— Material supplied —
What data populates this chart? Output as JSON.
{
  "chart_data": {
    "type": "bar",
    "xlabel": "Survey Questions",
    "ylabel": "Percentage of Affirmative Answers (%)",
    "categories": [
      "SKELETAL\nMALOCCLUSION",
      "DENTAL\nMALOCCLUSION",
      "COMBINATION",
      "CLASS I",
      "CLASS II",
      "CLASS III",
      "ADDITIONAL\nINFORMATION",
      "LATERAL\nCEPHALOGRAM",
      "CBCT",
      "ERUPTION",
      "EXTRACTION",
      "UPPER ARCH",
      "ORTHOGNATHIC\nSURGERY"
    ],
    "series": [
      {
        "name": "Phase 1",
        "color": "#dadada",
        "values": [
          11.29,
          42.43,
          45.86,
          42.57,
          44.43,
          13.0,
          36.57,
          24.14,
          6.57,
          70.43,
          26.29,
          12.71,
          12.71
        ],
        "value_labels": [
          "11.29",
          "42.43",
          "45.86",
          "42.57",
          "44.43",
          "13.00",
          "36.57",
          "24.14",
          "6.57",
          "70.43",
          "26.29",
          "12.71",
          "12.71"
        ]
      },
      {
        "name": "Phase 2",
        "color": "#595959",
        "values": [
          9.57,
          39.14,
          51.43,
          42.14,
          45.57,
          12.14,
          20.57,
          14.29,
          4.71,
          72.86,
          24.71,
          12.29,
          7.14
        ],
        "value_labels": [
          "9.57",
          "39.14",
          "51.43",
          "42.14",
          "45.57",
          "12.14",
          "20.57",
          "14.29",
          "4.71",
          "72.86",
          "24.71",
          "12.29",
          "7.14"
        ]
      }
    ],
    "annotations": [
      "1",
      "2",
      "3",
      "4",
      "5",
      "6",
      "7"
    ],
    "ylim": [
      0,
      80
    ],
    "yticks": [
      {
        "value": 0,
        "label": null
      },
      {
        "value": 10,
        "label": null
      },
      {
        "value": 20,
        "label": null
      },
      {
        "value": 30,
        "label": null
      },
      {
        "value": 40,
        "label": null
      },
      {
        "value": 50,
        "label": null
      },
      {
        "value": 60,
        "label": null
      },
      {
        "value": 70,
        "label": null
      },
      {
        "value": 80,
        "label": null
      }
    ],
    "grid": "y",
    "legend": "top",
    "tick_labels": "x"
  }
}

— The task —
Transcribe every entry word for word.

— Answer to this exercise —
What data populates this chart? Output as JSON.
{
  "chart_data": {
    "type": "bar",
    "xlabel": "Survey Questions",
    "ylabel": "Percentage of Affirmative Answers (%)",
    "categories": [
      "SKELETAL\nMALOCCLUSION",
      "DENTAL\nMALOCCLUSION",
      "COMBINATION",
      "CLASS I",
      "CLASS II",
      "CLASS III",
      "ADDITIONAL\nINFORMATION",
      "LATERAL\nCEPHALOGRAM",
      "CBCT",
      "ERUPTION",
      "EXTRACTION",
      "UPPER ARCH",
      "ORTHOGNATHIC\nSURGERY"
    ],
    "series": [
      {
        "name": "Phase 1",
        "color": "#dadada",
        "values": [
          11.29,
          42.43,
          45.86,
          42.57,
          44.43,
          13.0,
          36.57,
          24.14,
          6.57,
          70.43,
          26.29,
          12.71,
          12.71
        ],
        "value_labels": [
          "11.29",
          "42.43",
          "45.86",
          "42.57",
          "44.43",
          "13.00",
          "36.57",
          "24.14",
          "6.57",
          "70.43",
          "26.29",
          "12.71",
          "12.71"
        ]
      },
      {
        "name": "Phase 2",
        "color": "#595959",
        "values": [
          9.57,
          39.14,
          51.43,
          42.14,
          45.57,
          12.14,
          20.57,
          14.29,
          4.71,
          72.86,
          24.71,
          12.29,
          7.14
        ],
        "value_labels": [
          "9.57",
          "39.14",
          "51.43",
          "42.14",
          "45.57",
          "12.14",
          "20.57",
          "14.29",
          "4.71",
          "72.86",
          "24.71",
          "12.29",
          "7.14"
        ]
      }
    ],
    "annotations": [
      "1",
      "2",
      "3",
      "4",
      "5",
      "6",
      "7"
    ],
    "ylim": [
      0,
      80
    ],
    "yticks": [
      {
        "value": 0,
        "label": null
      },
      {
        "value": 10,
        "label": null
      },
      {
        "value": 20,
        "label": null
      },
      {
        "value": 30,
        "label": null
      },
      {
        "value": 40,
        "label": null
      },
      {
        "value": 50,
        "label": null
      },
      {
        "value": 60,
        "label": null
      },
      {
        "value": 70,
        "label": null
      },
      {
        "value": 80,
        "label": null
      }
    ],
    "grid": "y",
    "legend": "top",
    "tick_labels": "x"
  }
}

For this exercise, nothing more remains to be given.